■ RECORDS SUPPLIED ■

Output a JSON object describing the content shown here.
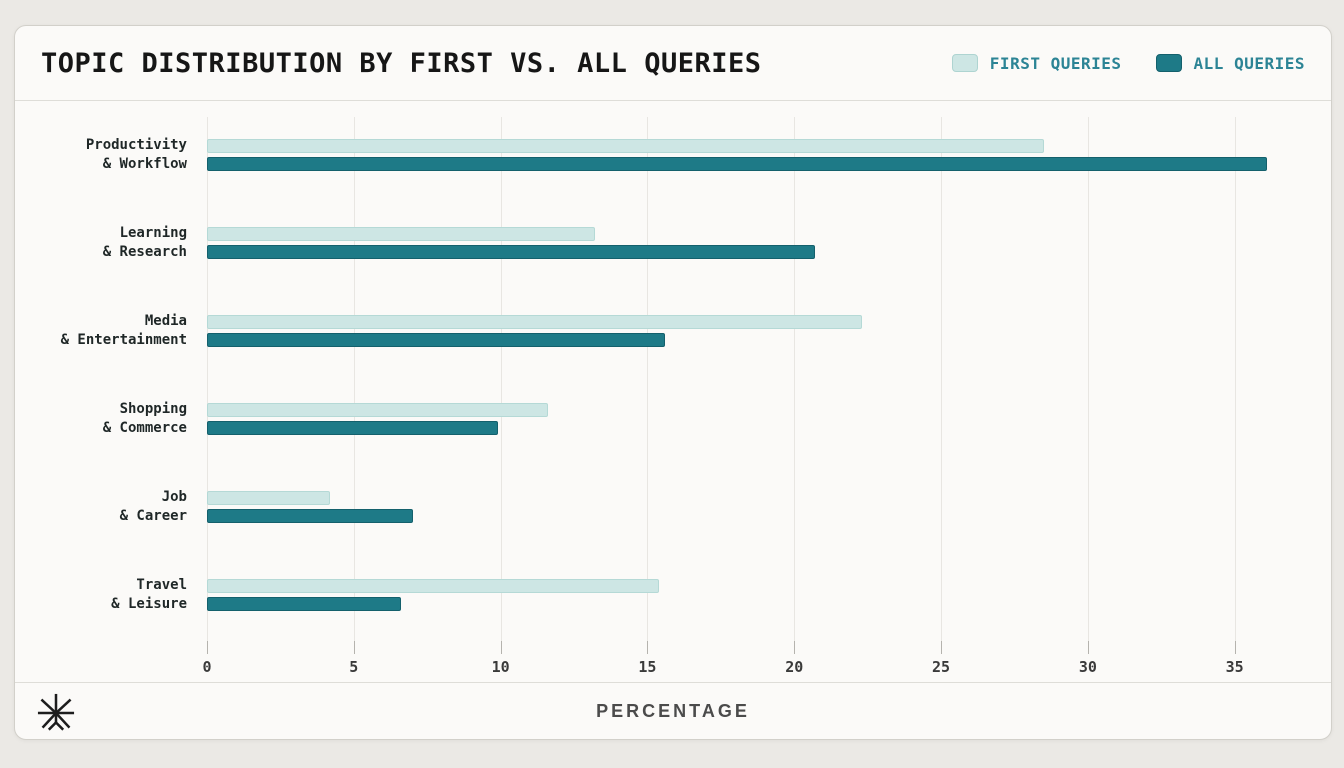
{
  "header": {
    "title": "TOPIC DISTRIBUTION BY FIRST VS. ALL QUERIES"
  },
  "legend": [
    {
      "label": "FIRST QUERIES",
      "color": "#cde6e4",
      "border": "#aed4d1"
    },
    {
      "label": "ALL QUERIES",
      "color": "#1e7a87",
      "border": "#14606c"
    }
  ],
  "footer": {
    "xlabel": "PERCENTAGE",
    "logo": "starburst-icon"
  },
  "colors": {
    "accent_teal_dark": "#1e7a87",
    "accent_teal_light": "#cde6e4",
    "legend_text": "#2c8495",
    "card_bg": "#fbfaf8",
    "page_bg": "#ebe9e5"
  },
  "chart_data": {
    "type": "bar",
    "orientation": "horizontal",
    "title": "TOPIC DISTRIBUTION BY FIRST VS. ALL QUERIES",
    "xlabel": "PERCENTAGE",
    "ylabel": "",
    "grid": true,
    "legend_position": "top-right",
    "categories": [
      [
        "Productivity",
        "& Workflow"
      ],
      [
        "Learning",
        "& Research"
      ],
      [
        "Media",
        "& Entertainment"
      ],
      [
        "Shopping",
        "& Commerce"
      ],
      [
        "Job",
        "& Career"
      ],
      [
        "Travel",
        "& Leisure"
      ]
    ],
    "series": [
      {
        "name": "FIRST QUERIES",
        "color": "#cde6e4",
        "values": [
          28.5,
          13.2,
          22.3,
          11.6,
          4.2,
          15.4
        ]
      },
      {
        "name": "ALL QUERIES",
        "color": "#1e7a87",
        "values": [
          36.1,
          20.7,
          15.6,
          9.9,
          7.0,
          6.6
        ]
      }
    ],
    "x_ticks": [
      0,
      5,
      10,
      15,
      20,
      25,
      30,
      35
    ],
    "x_max": 37.6
  }
}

■ OBJECTIVE ■
Strip the images and reproduce the remaining records precisely.

■ TASK OUTPUT ■
Output a JSON object describing the content shown here.
{
  "header": {
    "title": "TOPIC DISTRIBUTION BY FIRST VS. ALL QUERIES"
  },
  "legend": [
    {
      "label": "FIRST QUERIES",
      "color": "#cde6e4",
      "border": "#aed4d1"
    },
    {
      "label": "ALL QUERIES",
      "color": "#1e7a87",
      "border": "#14606c"
    }
  ],
  "footer": {
    "xlabel": "PERCENTAGE",
    "logo": "starburst-icon"
  },
  "colors": {
    "accent_teal_dark": "#1e7a87",
    "accent_teal_light": "#cde6e4",
    "legend_text": "#2c8495",
    "card_bg": "#fbfaf8",
    "page_bg": "#ebe9e5"
  },
  "chart_data": {
    "type": "bar",
    "orientation": "horizontal",
    "title": "TOPIC DISTRIBUTION BY FIRST VS. ALL QUERIES",
    "xlabel": "PERCENTAGE",
    "ylabel": "",
    "grid": true,
    "legend_position": "top-right",
    "categories": [
      [
        "Productivity",
        "& Workflow"
      ],
      [
        "Learning",
        "& Research"
      ],
      [
        "Media",
        "& Entertainment"
      ],
      [
        "Shopping",
        "& Commerce"
      ],
      [
        "Job",
        "& Career"
      ],
      [
        "Travel",
        "& Leisure"
      ]
    ],
    "series": [
      {
        "name": "FIRST QUERIES",
        "color": "#cde6e4",
        "values": [
          28.5,
          13.2,
          22.3,
          11.6,
          4.2,
          15.4
        ]
      },
      {
        "name": "ALL QUERIES",
        "color": "#1e7a87",
        "values": [
          36.1,
          20.7,
          15.6,
          9.9,
          7.0,
          6.6
        ]
      }
    ],
    "x_ticks": [
      0,
      5,
      10,
      15,
      20,
      25,
      30,
      35
    ],
    "x_max": 37.6
  }
}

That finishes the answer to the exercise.